(Stored items from a collection)
-------
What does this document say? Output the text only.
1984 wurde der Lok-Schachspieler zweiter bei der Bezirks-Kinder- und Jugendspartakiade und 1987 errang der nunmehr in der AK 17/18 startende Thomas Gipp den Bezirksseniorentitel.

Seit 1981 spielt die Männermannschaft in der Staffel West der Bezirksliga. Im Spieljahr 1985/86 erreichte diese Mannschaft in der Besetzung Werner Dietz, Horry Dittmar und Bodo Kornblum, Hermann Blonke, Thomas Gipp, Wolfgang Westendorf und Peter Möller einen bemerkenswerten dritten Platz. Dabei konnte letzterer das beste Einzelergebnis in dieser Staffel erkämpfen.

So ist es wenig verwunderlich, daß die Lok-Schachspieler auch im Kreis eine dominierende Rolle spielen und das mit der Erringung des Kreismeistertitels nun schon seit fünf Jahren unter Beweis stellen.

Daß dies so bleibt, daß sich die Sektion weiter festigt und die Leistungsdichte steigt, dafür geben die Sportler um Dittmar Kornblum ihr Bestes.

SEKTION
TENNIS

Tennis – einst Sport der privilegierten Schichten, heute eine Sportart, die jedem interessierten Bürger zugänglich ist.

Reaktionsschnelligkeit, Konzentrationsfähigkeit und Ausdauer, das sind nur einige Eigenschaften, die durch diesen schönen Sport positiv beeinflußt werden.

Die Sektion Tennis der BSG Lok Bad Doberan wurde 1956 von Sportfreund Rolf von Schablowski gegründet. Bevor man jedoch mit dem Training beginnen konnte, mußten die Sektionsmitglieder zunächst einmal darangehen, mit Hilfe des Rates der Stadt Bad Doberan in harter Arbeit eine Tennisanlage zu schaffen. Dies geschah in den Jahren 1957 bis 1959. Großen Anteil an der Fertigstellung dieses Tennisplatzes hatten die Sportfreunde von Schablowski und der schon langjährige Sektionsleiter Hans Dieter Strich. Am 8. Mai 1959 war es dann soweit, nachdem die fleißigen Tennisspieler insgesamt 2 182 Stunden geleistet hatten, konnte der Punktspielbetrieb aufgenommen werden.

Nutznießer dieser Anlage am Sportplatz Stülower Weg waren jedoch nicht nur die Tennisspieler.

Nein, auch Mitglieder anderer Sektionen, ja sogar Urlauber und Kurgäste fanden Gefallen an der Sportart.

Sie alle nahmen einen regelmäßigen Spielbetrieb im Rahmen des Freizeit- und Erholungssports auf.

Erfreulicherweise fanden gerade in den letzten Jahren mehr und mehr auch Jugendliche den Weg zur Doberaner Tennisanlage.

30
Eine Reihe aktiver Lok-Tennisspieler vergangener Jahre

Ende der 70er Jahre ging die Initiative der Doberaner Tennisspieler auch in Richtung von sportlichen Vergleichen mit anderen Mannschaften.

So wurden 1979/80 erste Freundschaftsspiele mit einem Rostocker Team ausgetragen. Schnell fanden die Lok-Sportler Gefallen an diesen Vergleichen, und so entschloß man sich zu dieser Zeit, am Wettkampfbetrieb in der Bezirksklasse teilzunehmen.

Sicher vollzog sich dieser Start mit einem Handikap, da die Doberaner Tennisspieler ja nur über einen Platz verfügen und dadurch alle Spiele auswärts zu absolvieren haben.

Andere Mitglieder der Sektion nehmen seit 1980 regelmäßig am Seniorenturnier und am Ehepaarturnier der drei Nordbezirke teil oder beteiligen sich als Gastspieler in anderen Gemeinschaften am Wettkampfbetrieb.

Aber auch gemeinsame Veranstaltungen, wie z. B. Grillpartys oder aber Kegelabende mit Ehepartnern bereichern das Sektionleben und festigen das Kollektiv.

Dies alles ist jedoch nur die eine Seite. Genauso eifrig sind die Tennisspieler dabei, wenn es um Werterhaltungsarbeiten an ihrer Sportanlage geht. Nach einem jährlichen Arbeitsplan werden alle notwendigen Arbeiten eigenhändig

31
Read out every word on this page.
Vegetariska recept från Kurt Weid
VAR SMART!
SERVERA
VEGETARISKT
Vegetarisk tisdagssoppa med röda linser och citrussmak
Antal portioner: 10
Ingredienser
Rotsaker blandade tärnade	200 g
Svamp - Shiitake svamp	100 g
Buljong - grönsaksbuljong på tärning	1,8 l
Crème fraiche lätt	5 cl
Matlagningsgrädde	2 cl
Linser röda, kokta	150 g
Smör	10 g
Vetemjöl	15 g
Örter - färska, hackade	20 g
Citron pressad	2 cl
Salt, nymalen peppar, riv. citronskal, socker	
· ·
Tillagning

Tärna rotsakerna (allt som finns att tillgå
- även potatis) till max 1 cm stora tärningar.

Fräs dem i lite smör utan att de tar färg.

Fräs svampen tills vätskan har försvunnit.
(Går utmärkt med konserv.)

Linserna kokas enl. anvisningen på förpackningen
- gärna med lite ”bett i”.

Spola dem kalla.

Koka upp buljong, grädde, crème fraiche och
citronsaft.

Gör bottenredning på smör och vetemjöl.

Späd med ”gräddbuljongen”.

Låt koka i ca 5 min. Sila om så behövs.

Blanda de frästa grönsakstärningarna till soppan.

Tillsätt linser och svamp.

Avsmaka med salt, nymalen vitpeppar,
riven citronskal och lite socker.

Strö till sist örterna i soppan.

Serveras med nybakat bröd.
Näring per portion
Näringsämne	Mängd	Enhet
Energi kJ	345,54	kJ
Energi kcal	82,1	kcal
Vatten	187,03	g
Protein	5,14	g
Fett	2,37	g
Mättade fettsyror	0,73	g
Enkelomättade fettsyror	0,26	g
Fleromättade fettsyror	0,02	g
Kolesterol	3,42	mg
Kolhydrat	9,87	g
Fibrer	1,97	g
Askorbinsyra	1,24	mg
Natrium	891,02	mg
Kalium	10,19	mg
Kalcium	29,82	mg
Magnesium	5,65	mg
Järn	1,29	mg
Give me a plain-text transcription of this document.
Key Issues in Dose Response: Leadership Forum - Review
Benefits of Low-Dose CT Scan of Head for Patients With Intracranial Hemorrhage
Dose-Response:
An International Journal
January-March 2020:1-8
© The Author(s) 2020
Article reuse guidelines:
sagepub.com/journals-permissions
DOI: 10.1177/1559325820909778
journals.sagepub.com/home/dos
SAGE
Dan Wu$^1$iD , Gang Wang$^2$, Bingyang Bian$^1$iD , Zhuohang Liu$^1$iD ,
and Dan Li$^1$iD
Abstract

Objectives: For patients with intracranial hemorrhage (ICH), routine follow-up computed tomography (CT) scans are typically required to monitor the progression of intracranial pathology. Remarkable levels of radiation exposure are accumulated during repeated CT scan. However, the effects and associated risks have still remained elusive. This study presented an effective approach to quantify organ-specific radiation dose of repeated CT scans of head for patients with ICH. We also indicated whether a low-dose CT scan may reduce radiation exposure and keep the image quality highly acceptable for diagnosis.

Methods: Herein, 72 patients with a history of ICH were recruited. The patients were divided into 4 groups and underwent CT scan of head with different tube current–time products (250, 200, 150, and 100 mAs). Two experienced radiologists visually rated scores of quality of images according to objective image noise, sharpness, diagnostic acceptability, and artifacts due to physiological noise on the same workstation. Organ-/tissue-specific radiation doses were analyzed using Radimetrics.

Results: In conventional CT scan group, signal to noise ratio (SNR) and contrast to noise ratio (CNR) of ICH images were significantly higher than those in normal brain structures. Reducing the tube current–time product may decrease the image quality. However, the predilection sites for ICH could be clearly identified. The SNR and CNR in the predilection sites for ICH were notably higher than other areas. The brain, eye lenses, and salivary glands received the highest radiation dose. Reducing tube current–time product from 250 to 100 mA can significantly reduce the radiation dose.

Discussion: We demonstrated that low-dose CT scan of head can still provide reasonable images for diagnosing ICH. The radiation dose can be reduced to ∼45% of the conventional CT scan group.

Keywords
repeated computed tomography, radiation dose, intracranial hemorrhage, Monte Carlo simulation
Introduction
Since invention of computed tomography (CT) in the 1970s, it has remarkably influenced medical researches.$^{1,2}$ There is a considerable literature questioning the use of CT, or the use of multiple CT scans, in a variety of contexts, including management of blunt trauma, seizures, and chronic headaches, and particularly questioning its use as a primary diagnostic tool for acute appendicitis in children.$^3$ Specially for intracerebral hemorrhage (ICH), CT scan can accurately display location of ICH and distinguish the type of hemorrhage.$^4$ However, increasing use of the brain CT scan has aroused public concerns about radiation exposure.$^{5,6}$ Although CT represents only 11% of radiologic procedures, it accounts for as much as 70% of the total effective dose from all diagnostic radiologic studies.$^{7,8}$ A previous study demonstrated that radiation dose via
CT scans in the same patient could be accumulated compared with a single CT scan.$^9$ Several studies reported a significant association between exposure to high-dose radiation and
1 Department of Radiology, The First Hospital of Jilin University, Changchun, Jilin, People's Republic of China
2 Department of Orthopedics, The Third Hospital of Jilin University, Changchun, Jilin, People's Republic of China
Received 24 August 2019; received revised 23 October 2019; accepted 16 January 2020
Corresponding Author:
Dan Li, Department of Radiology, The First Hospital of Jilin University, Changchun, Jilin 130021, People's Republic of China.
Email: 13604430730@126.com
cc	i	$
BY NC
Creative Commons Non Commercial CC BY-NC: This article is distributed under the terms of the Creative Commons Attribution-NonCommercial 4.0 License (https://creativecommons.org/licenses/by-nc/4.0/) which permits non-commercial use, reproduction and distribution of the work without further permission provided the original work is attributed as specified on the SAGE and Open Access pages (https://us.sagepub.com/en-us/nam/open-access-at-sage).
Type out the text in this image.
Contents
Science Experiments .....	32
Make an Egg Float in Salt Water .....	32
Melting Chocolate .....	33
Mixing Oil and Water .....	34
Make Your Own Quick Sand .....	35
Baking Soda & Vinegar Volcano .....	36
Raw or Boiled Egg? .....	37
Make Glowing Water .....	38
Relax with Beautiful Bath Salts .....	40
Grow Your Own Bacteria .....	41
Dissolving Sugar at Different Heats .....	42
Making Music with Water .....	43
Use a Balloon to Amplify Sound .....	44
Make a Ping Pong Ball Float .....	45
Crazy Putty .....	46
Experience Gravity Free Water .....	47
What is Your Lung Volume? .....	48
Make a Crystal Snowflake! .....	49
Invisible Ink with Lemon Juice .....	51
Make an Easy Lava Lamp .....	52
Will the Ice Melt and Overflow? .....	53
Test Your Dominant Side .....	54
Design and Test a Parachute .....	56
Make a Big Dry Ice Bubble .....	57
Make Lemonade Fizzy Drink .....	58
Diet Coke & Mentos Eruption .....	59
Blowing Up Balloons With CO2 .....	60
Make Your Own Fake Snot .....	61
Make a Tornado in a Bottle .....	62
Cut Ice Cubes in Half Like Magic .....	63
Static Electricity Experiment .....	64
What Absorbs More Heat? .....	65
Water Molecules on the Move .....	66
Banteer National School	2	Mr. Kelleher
-------
● About this task: The word "diesen" occurs on some lines of the data. Give the number of those lines only.

● Written solution: 2